Records about charts and figures
○ ○ ○
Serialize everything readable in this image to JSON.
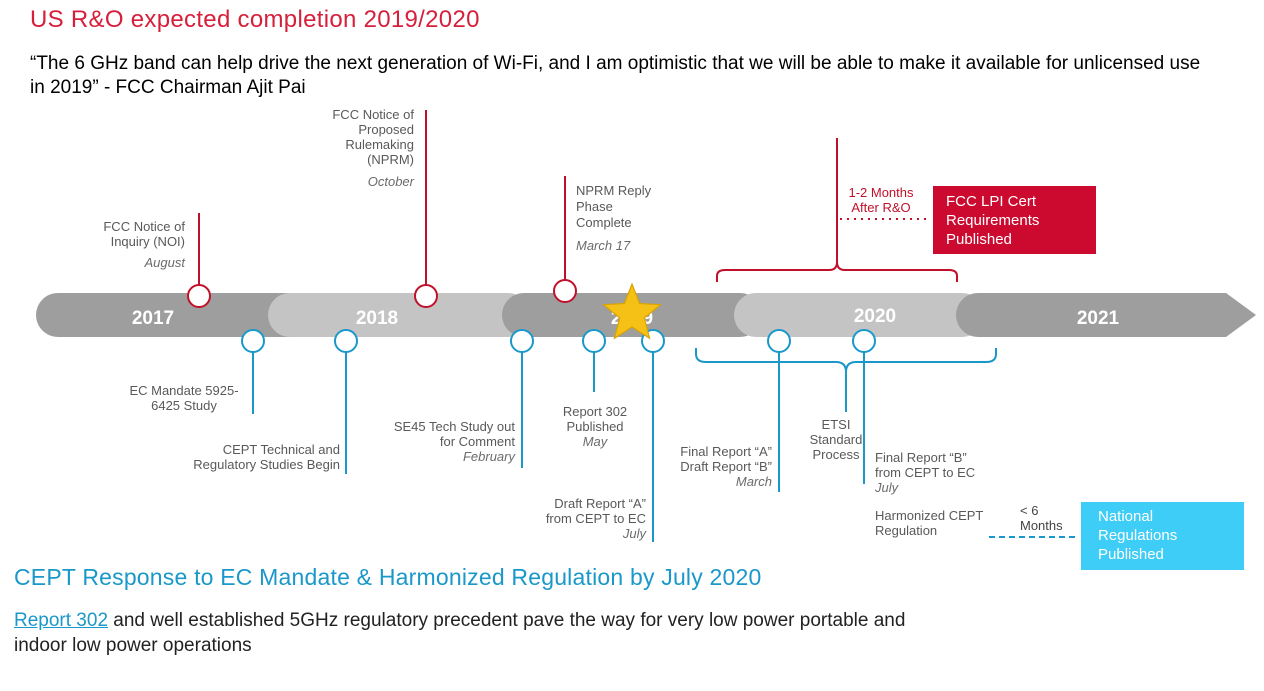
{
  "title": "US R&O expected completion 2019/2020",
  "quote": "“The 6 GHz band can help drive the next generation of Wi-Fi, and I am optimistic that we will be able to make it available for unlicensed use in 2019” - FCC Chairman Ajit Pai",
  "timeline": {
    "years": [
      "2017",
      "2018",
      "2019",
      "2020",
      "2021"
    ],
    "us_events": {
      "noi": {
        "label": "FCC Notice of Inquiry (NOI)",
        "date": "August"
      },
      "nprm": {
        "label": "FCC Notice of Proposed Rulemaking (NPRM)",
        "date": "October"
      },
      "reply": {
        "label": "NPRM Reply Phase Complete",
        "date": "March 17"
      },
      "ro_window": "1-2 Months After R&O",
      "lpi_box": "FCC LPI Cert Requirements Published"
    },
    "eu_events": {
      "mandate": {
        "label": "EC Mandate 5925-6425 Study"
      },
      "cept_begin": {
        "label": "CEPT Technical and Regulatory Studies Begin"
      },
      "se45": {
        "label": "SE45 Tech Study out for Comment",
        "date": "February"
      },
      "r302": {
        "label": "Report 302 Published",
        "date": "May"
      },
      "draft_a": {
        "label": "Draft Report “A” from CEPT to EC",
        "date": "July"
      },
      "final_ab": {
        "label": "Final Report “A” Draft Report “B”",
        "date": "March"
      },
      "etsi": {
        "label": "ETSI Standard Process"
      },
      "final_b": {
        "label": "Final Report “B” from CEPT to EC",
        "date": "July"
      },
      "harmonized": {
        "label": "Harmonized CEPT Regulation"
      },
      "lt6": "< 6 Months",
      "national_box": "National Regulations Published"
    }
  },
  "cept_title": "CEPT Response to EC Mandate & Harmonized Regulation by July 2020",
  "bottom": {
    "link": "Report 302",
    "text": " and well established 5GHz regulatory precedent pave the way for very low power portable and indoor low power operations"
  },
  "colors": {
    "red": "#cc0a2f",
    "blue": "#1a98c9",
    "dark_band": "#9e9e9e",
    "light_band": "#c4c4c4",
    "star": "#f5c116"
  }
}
○ ○ ○
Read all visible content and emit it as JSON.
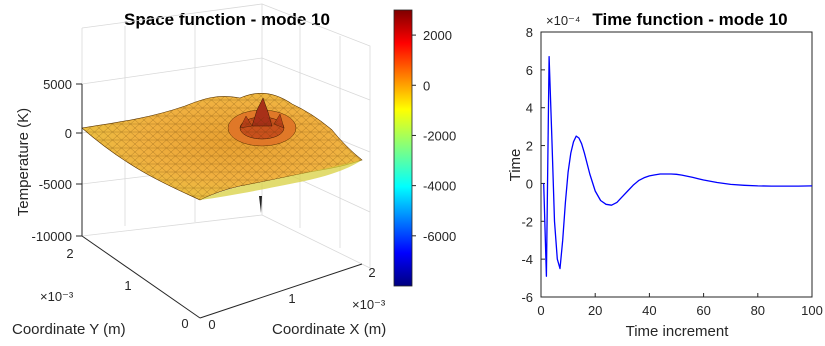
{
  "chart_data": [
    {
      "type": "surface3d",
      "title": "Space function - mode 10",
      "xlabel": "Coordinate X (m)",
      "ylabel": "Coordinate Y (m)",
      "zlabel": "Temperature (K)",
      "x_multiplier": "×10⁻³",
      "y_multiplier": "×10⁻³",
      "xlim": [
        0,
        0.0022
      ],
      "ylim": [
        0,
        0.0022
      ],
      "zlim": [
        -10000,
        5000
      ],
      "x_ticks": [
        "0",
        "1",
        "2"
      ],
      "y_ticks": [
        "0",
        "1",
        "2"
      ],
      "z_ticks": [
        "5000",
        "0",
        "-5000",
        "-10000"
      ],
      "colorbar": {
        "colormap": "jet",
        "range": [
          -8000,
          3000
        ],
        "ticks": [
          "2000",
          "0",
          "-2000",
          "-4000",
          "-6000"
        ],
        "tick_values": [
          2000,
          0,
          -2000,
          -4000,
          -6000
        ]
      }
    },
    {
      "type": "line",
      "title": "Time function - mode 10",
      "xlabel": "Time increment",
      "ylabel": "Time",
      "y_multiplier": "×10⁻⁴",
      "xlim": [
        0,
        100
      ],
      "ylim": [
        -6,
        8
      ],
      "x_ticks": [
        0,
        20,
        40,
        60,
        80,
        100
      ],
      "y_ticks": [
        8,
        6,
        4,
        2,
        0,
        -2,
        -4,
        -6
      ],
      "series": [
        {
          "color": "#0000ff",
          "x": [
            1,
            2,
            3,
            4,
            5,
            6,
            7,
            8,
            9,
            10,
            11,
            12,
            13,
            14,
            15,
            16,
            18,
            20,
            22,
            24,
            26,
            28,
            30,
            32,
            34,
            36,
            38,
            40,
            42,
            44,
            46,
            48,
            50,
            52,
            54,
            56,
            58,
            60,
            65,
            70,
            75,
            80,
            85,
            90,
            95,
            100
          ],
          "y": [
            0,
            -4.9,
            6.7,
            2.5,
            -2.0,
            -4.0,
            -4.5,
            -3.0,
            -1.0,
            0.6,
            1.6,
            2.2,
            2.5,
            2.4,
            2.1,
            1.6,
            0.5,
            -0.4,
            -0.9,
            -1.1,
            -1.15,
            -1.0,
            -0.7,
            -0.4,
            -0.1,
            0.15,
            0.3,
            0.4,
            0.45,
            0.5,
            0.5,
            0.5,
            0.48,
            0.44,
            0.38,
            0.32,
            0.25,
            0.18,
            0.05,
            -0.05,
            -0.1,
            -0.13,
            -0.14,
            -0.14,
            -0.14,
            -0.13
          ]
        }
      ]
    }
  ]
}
○ ○ ○
REQUIRED TASK: Identify the lines of the entries containing the string "xlabel". Copy each such line.

EXERCISE SOLUTION:
      "xlabel": "Coordinate X (m)",
      "xlabel": "Time increment",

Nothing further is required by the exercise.